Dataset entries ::
************

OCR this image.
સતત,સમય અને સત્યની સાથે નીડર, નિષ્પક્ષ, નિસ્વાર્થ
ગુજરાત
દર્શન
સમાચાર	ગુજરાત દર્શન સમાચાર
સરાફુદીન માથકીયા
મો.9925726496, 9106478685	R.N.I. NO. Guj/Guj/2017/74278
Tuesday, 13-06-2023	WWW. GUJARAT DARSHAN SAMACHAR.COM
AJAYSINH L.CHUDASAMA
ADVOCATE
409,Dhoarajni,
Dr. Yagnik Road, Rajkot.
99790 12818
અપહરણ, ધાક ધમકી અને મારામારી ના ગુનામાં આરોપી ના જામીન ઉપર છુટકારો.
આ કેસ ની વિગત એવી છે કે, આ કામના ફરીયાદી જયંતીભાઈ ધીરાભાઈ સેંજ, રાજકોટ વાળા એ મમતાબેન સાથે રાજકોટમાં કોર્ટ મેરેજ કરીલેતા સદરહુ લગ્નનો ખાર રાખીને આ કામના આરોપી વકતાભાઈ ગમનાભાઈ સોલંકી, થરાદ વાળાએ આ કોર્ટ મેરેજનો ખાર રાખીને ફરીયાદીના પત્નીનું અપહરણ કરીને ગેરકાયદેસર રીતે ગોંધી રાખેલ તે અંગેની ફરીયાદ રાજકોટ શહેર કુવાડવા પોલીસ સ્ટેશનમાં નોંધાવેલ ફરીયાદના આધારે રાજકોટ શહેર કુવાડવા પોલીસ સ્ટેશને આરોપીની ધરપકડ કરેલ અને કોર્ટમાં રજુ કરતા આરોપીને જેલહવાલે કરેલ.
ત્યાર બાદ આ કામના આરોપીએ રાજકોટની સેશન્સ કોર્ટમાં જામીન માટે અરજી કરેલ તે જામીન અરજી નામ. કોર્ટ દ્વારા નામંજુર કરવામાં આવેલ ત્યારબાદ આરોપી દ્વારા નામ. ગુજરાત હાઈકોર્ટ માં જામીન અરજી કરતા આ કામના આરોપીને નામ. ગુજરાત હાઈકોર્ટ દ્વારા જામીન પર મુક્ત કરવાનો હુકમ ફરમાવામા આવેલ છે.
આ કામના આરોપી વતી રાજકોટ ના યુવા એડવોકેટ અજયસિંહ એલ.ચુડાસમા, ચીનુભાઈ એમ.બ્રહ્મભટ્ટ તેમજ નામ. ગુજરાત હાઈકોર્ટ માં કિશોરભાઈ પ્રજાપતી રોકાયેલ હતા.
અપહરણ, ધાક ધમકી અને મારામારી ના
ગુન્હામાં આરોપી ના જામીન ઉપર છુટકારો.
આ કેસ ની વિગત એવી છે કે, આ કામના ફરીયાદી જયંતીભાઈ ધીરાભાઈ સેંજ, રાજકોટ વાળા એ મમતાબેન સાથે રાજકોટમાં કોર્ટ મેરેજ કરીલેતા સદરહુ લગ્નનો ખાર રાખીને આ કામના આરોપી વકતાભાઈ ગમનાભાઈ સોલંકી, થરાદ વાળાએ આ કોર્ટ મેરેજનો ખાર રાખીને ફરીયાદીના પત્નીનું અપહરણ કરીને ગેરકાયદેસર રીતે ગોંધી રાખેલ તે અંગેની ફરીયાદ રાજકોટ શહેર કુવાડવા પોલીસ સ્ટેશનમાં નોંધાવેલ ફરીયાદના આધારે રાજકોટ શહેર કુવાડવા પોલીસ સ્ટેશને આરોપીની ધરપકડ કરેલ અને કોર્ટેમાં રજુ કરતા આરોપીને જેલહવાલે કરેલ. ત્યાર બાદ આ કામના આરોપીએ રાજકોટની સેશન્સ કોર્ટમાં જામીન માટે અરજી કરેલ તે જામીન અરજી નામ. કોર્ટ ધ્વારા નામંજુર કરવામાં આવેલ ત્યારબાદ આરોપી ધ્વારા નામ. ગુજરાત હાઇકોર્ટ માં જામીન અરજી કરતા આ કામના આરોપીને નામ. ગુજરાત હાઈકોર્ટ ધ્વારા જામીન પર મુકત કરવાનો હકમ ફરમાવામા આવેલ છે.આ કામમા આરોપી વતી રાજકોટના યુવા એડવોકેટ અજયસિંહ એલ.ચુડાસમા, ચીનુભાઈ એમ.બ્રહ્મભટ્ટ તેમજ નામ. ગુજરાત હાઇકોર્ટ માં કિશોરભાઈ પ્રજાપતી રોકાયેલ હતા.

************

WHAT IS REQUIRED ::
Retype every entry above, word for word.

SOLUTION ::
OCR this image.
સતત,સમય અને સત્યની સાથે નીડર, નિષ્પક્ષ, નિસ્વાર્થ
ગુજરાત
દર્શન
સમાચાર	ગુજરાત દર્શન સમાચાર
સરાફુદીન માથકીયા
મો.9925726496, 9106478685	R.N.I. NO. Guj/Guj/2017/74278
Tuesday, 13-06-2023	WWW. GUJARAT DARSHAN SAMACHAR.COM
AJAYSINH L.CHUDASAMA
ADVOCATE
409,Dhoarajni,
Dr. Yagnik Road, Rajkot.
99790 12818
અપહરણ, ધાક ધમકી અને મારામારી ના ગુનામાં આરોપી ના જામીન ઉપર છુટકારો.
આ કેસ ની વિગત એવી છે કે, આ કામના ફરીયાદી જયંતીભાઈ ધીરાભાઈ સેંજ, રાજકોટ વાળા એ મમતાબેન સાથે રાજકોટમાં કોર્ટ મેરેજ કરીલેતા સદરહુ લગ્નનો ખાર રાખીને આ કામના આરોપી વકતાભાઈ ગમનાભાઈ સોલંકી, થરાદ વાળાએ આ કોર્ટ મેરેજનો ખાર રાખીને ફરીયાદીના પત્નીનું અપહરણ કરીને ગેરકાયદેસર રીતે ગોંધી રાખેલ તે અંગેની ફરીયાદ રાજકોટ શહેર કુવાડવા પોલીસ સ્ટેશનમાં નોંધાવેલ ફરીયાદના આધારે રાજકોટ શહેર કુવાડવા પોલીસ સ્ટેશને આરોપીની ધરપકડ કરેલ અને કોર્ટમાં રજુ કરતા આરોપીને જેલહવાલે કરેલ.
ત્યાર બાદ આ કામના આરોપીએ રાજકોટની સેશન્સ કોર્ટમાં જામીન માટે અરજી કરેલ તે જામીન અરજી નામ. કોર્ટ દ્વારા નામંજુર કરવામાં આવેલ ત્યારબાદ આરોપી દ્વારા નામ. ગુજરાત હાઈકોર્ટ માં જામીન અરજી કરતા આ કામના આરોપીને નામ. ગુજરાત હાઈકોર્ટ દ્વારા જામીન પર મુક્ત કરવાનો હુકમ ફરમાવામા આવેલ છે.
આ કામના આરોપી વતી રાજકોટ ના યુવા એડવોકેટ અજયસિંહ એલ.ચુડાસમા, ચીનુભાઈ એમ.બ્રહ્મભટ્ટ તેમજ નામ. ગુજરાત હાઈકોર્ટ માં કિશોરભાઈ પ્રજાપતી રોકાયેલ હતા.
અપહરણ, ધાક ધમકી અને મારામારી ના
ગુન્હામાં આરોપી ના જામીન ઉપર છુટકારો.
આ કેસ ની વિગત એવી છે કે, આ કામના ફરીયાદી જયંતીભાઈ ધીરાભાઈ સેંજ, રાજકોટ વાળા એ મમતાબેન સાથે રાજકોટમાં કોર્ટ મેરેજ કરીલેતા સદરહુ લગ્નનો ખાર રાખીને આ કામના આરોપી વકતાભાઈ ગમનાભાઈ સોલંકી, થરાદ વાળાએ આ કોર્ટ મેરેજનો ખાર રાખીને ફરીયાદીના પત્નીનું અપહરણ કરીને ગેરકાયદેસર રીતે ગોંધી રાખેલ તે અંગેની ફરીયાદ રાજકોટ શહેર કુવાડવા પોલીસ સ્ટેશનમાં નોંધાવેલ ફરીયાદના આધારે રાજકોટ શહેર કુવાડવા પોલીસ સ્ટેશને આરોપીની ધરપકડ કરેલ અને કોર્ટેમાં રજુ કરતા આરોપીને જેલહવાલે કરેલ. ત્યાર બાદ આ કામના આરોપીએ રાજકોટની સેશન્સ કોર્ટમાં જામીન માટે અરજી કરેલ તે જામીન અરજી નામ. કોર્ટ ધ્વારા નામંજુર કરવામાં આવેલ ત્યારબાદ આરોપી ધ્વારા નામ. ગુજરાત હાઇકોર્ટ માં જામીન અરજી કરતા આ કામના આરોપીને નામ. ગુજરાત હાઈકોર્ટ ધ્વારા જામીન પર મુકત કરવાનો હકમ ફરમાવામા આવેલ છે.આ કામમા આરોપી વતી રાજકોટના યુવા એડવોકેટ અજયસિંહ એલ.ચુડાસમા, ચીનુભાઈ એમ.બ્રહ્મભટ્ટ તેમજ નામ. ગુજરાત હાઇકોર્ટ માં કિશોરભાઈ પ્રજાપતી રોકાયેલ હતા.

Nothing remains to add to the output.